>> begin MATERIAL SHOWN
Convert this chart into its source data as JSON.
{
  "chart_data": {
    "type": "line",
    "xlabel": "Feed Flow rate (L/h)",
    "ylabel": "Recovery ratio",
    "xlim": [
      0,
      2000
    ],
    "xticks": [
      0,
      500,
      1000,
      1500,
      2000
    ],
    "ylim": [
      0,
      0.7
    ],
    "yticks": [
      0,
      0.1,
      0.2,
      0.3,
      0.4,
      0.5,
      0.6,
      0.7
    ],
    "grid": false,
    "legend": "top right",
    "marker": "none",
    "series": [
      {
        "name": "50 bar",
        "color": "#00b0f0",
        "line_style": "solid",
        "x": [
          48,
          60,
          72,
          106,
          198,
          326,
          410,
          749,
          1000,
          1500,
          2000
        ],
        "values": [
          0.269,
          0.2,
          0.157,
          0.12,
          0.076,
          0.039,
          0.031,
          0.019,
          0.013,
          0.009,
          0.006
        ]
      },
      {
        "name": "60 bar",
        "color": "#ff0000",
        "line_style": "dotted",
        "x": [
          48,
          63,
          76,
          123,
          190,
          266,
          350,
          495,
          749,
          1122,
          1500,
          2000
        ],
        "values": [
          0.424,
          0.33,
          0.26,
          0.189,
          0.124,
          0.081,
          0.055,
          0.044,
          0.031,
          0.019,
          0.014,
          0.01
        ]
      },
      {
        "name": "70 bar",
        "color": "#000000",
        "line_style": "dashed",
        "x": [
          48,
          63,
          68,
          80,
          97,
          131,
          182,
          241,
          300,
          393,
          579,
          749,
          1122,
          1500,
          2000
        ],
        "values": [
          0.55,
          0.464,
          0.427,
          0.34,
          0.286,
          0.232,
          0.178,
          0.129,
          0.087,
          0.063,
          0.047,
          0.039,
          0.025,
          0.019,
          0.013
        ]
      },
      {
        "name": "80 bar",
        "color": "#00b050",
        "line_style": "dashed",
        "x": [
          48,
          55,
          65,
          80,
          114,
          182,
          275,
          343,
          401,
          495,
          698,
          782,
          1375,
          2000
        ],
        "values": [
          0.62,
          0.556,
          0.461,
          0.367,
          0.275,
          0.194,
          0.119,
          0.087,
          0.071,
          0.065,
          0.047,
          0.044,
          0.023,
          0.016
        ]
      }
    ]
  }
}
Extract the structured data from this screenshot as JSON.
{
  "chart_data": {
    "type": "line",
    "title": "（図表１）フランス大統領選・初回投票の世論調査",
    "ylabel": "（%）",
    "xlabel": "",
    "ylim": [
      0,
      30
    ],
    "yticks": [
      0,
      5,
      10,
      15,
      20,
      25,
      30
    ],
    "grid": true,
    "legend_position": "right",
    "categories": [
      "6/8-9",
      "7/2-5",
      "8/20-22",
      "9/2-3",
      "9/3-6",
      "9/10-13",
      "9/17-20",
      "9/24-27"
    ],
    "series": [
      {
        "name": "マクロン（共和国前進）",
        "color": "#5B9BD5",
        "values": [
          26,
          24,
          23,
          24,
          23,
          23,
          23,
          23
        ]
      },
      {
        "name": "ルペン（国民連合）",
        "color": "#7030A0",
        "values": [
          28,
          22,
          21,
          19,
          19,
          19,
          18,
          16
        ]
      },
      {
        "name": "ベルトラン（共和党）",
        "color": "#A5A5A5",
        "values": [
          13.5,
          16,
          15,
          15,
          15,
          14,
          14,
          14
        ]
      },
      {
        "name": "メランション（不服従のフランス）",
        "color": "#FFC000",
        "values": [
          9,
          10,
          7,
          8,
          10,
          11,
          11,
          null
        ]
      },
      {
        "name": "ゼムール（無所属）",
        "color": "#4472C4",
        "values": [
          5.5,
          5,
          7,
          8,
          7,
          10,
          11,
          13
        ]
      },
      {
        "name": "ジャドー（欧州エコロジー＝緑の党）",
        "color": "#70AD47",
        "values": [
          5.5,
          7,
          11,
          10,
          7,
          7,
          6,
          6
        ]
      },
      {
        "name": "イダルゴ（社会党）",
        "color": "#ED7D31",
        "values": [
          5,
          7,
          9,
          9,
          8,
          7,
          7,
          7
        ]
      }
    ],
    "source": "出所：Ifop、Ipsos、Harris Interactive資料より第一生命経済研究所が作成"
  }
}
>> end MATERIAL SHOWN
## REQUIREMENT:
Go through the material and select each line with the string "name" in it.

## TASK SOLUTION:
        "name": "50 bar",
        "name": "60 bar",
        "name": "70 bar",
        "name": "80 bar",
        "name": "マクロン（共和国前進）",
        "name": "ルペン（国民連合）",
        "name": "ベルトラン（共和党）",
        "name": "メランション（不服従のフランス）",
        "name": "ゼムール（無所属）",
        "name": "ジャドー（欧州エコロジー＝緑の党）",
        "name": "イダルゴ（社会党）",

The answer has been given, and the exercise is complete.